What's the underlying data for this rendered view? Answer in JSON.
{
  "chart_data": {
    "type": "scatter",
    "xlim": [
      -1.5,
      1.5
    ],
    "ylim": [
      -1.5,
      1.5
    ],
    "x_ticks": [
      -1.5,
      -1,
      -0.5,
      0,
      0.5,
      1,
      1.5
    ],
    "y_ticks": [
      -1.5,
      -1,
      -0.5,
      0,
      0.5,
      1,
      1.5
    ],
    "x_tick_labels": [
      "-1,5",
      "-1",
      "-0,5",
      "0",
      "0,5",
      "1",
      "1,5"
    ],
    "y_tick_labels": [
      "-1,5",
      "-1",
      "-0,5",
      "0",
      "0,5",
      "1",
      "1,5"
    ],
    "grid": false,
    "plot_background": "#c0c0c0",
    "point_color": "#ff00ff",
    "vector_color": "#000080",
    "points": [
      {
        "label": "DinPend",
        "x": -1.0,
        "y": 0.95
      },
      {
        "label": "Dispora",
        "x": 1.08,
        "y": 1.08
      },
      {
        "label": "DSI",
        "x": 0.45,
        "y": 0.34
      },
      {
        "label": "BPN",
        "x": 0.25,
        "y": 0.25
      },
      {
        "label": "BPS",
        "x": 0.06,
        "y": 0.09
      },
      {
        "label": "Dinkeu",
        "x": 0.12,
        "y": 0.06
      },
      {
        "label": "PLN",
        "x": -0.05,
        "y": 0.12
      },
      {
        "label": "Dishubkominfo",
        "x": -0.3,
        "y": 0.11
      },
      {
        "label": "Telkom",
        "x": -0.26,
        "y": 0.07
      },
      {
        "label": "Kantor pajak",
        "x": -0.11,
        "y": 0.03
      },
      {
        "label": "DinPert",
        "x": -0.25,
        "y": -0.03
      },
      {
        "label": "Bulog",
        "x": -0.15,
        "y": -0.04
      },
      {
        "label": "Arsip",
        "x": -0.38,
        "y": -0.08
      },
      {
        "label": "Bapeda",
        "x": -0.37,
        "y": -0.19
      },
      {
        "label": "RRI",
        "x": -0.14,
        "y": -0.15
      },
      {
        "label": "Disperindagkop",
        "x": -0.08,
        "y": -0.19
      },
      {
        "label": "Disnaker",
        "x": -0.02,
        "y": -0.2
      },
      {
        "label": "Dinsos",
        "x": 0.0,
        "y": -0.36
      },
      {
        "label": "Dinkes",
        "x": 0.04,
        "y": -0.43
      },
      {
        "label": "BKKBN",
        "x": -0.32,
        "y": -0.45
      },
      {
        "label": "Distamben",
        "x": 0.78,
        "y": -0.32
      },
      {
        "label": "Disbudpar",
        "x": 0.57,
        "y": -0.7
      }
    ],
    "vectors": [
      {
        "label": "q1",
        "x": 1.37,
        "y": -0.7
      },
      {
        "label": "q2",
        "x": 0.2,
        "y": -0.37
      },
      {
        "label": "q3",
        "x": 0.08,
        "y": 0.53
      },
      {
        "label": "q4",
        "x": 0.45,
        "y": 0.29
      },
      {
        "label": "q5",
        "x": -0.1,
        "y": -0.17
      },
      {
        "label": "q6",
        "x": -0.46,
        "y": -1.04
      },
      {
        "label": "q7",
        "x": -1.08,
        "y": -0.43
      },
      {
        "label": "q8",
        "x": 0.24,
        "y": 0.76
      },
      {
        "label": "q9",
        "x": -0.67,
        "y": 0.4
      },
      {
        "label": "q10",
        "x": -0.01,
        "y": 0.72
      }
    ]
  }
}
··········
Produce an exact copy of the whole listing.

What's the underlying data for this rendered view? Answer in JSON.
{
  "chart_data": {
    "type": "scatter",
    "xlim": [
      -1.5,
      1.5
    ],
    "ylim": [
      -1.5,
      1.5
    ],
    "x_ticks": [
      -1.5,
      -1,
      -0.5,
      0,
      0.5,
      1,
      1.5
    ],
    "y_ticks": [
      -1.5,
      -1,
      -0.5,
      0,
      0.5,
      1,
      1.5
    ],
    "x_tick_labels": [
      "-1,5",
      "-1",
      "-0,5",
      "0",
      "0,5",
      "1",
      "1,5"
    ],
    "y_tick_labels": [
      "-1,5",
      "-1",
      "-0,5",
      "0",
      "0,5",
      "1",
      "1,5"
    ],
    "grid": false,
    "plot_background": "#c0c0c0",
    "point_color": "#ff00ff",
    "vector_color": "#000080",
    "points": [
      {
        "label": "DinPend",
        "x": -1.0,
        "y": 0.95
      },
      {
        "label": "Dispora",
        "x": 1.08,
        "y": 1.08
      },
      {
        "label": "DSI",
        "x": 0.45,
        "y": 0.34
      },
      {
        "label": "BPN",
        "x": 0.25,
        "y": 0.25
      },
      {
        "label": "BPS",
        "x": 0.06,
        "y": 0.09
      },
      {
        "label": "Dinkeu",
        "x": 0.12,
        "y": 0.06
      },
      {
        "label": "PLN",
        "x": -0.05,
        "y": 0.12
      },
      {
        "label": "Dishubkominfo",
        "x": -0.3,
        "y": 0.11
      },
      {
        "label": "Telkom",
        "x": -0.26,
        "y": 0.07
      },
      {
        "label": "Kantor pajak",
        "x": -0.11,
        "y": 0.03
      },
      {
        "label": "DinPert",
        "x": -0.25,
        "y": -0.03
      },
      {
        "label": "Bulog",
        "x": -0.15,
        "y": -0.04
      },
      {
        "label": "Arsip",
        "x": -0.38,
        "y": -0.08
      },
      {
        "label": "Bapeda",
        "x": -0.37,
        "y": -0.19
      },
      {
        "label": "RRI",
        "x": -0.14,
        "y": -0.15
      },
      {
        "label": "Disperindagkop",
        "x": -0.08,
        "y": -0.19
      },
      {
        "label": "Disnaker",
        "x": -0.02,
        "y": -0.2
      },
      {
        "label": "Dinsos",
        "x": 0.0,
        "y": -0.36
      },
      {
        "label": "Dinkes",
        "x": 0.04,
        "y": -0.43
      },
      {
        "label": "BKKBN",
        "x": -0.32,
        "y": -0.45
      },
      {
        "label": "Distamben",
        "x": 0.78,
        "y": -0.32
      },
      {
        "label": "Disbudpar",
        "x": 0.57,
        "y": -0.7
      }
    ],
    "vectors": [
      {
        "label": "q1",
        "x": 1.37,
        "y": -0.7
      },
      {
        "label": "q2",
        "x": 0.2,
        "y": -0.37
      },
      {
        "label": "q3",
        "x": 0.08,
        "y": 0.53
      },
      {
        "label": "q4",
        "x": 0.45,
        "y": 0.29
      },
      {
        "label": "q5",
        "x": -0.1,
        "y": -0.17
      },
      {
        "label": "q6",
        "x": -0.46,
        "y": -1.04
      },
      {
        "label": "q7",
        "x": -1.08,
        "y": -0.43
      },
      {
        "label": "q8",
        "x": 0.24,
        "y": 0.76
      },
      {
        "label": "q9",
        "x": -0.67,
        "y": 0.4
      },
      {
        "label": "q10",
        "x": -0.01,
        "y": 0.72
      }
    ]
  }
}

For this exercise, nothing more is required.